Problem -> Give back a single number, the count of lines containing the word "Culture".

Stored records:
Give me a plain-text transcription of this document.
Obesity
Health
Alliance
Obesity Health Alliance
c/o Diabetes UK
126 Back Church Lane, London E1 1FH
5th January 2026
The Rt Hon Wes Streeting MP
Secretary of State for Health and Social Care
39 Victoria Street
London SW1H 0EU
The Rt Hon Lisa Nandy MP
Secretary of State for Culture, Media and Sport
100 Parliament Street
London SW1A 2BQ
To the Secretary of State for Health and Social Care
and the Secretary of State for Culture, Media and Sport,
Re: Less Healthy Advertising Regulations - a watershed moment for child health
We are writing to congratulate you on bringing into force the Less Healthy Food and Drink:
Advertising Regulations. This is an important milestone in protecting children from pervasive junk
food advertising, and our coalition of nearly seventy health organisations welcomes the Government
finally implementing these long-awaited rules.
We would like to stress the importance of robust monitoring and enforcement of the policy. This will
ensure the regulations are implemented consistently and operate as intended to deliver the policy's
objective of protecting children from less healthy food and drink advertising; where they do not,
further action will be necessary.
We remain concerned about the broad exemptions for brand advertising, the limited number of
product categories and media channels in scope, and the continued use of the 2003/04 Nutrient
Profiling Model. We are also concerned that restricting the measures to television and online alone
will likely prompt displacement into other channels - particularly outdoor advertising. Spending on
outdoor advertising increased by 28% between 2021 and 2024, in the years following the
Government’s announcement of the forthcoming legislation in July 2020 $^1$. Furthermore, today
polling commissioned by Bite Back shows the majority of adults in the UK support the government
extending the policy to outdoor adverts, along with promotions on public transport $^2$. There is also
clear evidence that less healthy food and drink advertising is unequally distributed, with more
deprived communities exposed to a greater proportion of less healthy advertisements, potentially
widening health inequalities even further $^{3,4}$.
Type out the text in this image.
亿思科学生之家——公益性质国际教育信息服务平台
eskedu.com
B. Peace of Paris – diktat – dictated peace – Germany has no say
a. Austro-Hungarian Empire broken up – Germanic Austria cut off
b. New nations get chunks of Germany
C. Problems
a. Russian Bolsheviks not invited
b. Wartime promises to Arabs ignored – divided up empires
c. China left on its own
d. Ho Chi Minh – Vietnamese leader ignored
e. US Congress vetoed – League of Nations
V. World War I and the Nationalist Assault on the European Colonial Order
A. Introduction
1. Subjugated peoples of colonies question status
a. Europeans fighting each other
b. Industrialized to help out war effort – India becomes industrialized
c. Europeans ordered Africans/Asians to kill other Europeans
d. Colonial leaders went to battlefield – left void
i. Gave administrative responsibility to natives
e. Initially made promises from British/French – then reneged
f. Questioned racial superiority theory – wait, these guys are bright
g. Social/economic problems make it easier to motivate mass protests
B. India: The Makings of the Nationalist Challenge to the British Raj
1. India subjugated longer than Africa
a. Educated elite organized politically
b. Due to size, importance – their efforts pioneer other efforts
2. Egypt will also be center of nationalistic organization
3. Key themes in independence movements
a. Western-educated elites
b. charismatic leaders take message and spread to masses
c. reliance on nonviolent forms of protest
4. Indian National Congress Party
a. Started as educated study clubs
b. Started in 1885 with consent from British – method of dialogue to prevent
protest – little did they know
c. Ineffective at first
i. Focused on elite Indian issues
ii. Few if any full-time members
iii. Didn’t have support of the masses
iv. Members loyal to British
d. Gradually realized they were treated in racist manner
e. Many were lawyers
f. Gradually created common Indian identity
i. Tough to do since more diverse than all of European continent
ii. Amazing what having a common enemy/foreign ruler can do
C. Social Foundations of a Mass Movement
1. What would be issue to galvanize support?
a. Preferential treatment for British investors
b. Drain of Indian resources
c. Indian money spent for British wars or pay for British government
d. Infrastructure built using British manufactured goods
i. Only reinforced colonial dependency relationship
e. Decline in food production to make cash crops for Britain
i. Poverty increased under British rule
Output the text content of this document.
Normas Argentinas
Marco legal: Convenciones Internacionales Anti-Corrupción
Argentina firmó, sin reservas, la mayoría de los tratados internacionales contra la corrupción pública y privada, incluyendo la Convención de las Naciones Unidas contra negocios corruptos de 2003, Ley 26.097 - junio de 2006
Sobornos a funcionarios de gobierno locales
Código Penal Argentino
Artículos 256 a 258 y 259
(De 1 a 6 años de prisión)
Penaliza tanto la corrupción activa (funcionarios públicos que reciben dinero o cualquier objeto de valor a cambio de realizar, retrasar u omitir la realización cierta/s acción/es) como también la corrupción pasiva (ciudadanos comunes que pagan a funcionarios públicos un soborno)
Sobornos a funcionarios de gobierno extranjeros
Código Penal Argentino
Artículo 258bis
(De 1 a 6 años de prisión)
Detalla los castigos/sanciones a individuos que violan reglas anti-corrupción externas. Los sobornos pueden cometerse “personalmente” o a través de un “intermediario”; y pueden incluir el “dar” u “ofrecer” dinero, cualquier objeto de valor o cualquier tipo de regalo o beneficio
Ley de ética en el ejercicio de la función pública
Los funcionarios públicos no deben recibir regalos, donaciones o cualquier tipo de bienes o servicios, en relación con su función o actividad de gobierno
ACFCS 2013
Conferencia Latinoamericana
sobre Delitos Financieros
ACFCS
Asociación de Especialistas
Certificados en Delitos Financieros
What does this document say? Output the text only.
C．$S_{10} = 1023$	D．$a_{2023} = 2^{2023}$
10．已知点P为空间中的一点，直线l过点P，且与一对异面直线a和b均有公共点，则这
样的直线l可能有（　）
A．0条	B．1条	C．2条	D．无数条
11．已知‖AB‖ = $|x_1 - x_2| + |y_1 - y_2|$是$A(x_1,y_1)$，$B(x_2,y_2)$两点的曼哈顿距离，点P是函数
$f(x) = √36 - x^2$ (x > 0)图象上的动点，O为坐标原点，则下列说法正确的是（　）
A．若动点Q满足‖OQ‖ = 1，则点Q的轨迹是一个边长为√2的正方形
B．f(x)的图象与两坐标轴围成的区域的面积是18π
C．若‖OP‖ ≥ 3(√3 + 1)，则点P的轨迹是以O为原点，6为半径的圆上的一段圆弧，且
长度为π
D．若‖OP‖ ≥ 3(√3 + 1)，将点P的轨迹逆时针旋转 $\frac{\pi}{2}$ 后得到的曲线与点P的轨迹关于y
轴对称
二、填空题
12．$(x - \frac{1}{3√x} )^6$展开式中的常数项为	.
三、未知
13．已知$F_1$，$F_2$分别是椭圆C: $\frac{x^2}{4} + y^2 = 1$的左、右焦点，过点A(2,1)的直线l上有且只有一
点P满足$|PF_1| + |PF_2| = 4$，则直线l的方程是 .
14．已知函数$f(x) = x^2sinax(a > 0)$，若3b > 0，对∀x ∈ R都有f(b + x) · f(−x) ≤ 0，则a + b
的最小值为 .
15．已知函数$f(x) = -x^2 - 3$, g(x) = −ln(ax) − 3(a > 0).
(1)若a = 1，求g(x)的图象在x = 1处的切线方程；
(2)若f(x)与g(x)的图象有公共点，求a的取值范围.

Output of the task -> 2